→ Task data:
- - -

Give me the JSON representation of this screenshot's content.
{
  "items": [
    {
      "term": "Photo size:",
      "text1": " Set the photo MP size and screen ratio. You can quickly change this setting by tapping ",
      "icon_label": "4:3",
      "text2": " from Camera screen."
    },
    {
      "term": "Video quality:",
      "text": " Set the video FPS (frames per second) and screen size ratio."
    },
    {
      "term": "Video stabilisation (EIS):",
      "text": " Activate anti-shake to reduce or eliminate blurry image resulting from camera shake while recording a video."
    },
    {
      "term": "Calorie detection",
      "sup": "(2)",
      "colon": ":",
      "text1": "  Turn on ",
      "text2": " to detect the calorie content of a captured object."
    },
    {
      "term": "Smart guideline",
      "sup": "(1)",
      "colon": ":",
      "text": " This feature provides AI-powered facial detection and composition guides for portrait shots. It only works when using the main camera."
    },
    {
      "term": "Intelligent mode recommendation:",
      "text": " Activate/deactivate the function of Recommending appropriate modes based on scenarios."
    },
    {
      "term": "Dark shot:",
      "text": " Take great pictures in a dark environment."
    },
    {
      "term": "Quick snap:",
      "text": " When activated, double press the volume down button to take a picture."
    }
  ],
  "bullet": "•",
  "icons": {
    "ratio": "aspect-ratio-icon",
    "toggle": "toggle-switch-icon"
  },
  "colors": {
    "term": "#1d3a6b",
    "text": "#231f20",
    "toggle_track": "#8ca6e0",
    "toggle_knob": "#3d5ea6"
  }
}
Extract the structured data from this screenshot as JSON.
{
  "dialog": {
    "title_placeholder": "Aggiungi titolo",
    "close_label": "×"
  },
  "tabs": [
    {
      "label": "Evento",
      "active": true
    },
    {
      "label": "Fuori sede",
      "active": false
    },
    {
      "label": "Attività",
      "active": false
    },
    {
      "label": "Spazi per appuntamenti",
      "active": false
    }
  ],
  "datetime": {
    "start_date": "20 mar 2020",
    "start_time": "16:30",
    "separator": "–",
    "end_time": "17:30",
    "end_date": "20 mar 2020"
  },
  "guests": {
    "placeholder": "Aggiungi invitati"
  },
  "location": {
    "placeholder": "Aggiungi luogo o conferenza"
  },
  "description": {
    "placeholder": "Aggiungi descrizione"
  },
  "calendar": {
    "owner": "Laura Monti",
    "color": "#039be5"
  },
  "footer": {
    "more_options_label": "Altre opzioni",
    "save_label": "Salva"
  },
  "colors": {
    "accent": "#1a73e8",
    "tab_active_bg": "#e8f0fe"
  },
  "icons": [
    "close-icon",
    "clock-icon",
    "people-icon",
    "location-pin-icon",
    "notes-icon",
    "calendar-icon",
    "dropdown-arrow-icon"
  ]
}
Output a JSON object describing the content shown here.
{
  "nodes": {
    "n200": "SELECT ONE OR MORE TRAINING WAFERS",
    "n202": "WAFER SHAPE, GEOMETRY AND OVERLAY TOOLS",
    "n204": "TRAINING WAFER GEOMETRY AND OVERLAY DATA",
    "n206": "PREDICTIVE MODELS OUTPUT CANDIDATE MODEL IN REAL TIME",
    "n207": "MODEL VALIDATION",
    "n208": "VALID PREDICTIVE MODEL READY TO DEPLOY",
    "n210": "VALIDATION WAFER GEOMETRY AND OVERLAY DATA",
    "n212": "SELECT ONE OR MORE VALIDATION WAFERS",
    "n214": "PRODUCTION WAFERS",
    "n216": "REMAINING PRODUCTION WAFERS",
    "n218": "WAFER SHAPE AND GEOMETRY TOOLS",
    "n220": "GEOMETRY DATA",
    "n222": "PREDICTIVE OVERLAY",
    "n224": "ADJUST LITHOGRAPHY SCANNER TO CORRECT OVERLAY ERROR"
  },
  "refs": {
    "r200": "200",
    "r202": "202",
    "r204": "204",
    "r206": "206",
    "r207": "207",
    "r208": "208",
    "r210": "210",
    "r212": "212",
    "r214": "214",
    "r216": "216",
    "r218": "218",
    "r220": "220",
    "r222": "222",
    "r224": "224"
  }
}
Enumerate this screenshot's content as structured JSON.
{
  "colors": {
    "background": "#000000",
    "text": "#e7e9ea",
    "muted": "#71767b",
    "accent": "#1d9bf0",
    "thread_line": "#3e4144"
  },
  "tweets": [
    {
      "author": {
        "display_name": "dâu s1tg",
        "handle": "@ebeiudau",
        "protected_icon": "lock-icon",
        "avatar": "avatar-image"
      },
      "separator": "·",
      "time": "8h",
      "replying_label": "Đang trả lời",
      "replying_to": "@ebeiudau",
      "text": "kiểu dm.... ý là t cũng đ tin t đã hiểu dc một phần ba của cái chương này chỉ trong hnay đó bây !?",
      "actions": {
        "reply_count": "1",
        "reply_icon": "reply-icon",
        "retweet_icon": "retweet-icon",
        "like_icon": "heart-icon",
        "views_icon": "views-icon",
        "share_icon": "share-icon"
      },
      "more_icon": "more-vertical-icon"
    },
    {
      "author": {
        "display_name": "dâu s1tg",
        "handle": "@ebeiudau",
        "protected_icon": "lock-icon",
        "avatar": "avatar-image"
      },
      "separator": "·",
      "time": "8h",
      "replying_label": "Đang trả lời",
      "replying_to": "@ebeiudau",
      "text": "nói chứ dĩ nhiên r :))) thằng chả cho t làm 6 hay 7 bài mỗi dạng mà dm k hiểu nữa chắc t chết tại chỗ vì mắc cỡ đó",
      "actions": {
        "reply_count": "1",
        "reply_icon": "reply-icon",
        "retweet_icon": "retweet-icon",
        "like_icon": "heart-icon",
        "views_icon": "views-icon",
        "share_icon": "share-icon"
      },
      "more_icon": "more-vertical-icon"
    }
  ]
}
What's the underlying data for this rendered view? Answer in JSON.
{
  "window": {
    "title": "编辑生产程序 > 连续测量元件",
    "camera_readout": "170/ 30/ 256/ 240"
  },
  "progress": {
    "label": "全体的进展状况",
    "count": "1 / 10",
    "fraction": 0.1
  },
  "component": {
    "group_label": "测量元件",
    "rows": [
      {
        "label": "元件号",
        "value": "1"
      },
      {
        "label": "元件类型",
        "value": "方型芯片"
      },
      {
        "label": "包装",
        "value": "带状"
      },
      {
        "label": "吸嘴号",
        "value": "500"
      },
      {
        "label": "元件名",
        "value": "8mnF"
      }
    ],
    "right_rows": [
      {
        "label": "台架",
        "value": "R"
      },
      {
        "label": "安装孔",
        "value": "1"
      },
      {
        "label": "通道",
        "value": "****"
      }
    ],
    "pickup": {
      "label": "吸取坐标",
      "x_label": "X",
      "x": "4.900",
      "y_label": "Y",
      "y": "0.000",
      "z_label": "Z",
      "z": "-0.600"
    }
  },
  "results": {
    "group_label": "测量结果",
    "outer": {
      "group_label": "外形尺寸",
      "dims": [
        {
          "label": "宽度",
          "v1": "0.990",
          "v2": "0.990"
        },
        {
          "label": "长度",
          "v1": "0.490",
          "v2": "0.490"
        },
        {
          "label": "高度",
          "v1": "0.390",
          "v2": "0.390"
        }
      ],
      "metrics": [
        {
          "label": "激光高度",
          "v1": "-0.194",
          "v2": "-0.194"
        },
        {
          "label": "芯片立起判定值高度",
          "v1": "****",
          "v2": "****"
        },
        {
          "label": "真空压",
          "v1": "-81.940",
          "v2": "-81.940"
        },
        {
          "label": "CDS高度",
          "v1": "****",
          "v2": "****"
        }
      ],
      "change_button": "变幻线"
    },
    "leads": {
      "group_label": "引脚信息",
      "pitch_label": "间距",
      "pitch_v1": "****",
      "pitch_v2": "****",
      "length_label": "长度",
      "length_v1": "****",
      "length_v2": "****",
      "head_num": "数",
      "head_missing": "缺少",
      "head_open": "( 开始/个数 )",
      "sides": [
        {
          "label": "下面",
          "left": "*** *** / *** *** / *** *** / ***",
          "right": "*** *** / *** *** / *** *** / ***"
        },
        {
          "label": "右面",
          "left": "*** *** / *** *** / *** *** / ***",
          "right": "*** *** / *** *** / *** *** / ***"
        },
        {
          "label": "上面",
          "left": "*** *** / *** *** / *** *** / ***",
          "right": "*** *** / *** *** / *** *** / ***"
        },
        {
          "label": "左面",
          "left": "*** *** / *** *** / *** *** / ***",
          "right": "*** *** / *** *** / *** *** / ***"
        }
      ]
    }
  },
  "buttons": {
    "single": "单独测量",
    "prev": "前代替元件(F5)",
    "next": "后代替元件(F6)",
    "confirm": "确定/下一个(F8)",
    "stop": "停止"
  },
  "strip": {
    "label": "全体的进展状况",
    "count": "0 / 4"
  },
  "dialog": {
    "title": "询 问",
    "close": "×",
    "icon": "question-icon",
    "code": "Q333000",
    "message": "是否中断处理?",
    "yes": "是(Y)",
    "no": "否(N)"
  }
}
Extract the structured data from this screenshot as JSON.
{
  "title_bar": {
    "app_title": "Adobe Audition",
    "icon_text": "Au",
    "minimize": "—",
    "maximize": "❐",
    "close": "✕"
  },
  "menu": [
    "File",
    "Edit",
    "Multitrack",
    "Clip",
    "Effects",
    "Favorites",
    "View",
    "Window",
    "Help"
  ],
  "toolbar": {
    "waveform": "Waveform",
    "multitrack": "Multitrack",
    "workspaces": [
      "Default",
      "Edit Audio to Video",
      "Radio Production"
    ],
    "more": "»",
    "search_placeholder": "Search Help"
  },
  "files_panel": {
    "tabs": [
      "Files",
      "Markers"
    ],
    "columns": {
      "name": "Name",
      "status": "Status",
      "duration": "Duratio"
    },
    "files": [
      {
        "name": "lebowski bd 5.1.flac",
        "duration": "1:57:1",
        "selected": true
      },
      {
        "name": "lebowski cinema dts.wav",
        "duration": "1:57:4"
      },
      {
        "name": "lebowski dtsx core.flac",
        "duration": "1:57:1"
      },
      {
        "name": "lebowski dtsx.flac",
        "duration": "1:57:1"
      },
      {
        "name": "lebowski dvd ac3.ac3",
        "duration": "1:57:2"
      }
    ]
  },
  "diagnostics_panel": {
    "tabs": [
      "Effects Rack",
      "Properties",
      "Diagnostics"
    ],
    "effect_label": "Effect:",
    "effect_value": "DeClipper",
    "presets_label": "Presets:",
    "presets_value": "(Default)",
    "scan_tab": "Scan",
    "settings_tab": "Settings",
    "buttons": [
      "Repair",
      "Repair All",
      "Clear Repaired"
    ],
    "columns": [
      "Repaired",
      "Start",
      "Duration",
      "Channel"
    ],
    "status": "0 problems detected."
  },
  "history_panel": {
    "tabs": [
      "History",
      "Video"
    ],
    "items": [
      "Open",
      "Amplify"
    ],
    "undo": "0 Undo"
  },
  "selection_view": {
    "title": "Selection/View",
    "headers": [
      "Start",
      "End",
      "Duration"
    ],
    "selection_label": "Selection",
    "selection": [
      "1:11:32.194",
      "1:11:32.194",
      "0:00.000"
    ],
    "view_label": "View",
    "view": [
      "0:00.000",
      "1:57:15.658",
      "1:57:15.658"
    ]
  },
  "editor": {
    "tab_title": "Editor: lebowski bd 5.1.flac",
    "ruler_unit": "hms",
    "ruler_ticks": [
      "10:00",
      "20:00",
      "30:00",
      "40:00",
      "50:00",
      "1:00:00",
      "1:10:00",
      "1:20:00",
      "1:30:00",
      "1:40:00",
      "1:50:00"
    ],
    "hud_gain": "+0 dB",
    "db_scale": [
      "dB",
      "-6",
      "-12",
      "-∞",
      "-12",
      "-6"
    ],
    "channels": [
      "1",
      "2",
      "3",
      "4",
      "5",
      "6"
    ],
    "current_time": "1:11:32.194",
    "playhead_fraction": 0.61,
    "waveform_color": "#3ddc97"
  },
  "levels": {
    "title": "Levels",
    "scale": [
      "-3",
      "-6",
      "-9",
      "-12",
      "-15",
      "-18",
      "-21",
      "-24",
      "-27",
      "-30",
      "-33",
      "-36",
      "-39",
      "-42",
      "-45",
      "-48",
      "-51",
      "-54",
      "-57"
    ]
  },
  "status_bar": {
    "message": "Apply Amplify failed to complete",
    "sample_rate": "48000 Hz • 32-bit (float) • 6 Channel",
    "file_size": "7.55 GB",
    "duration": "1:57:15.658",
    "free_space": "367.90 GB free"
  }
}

- - -

→ Task statement: Tally up the lines in the records containing the word "from", then give the count and nothing else.

→ Result for this task: 4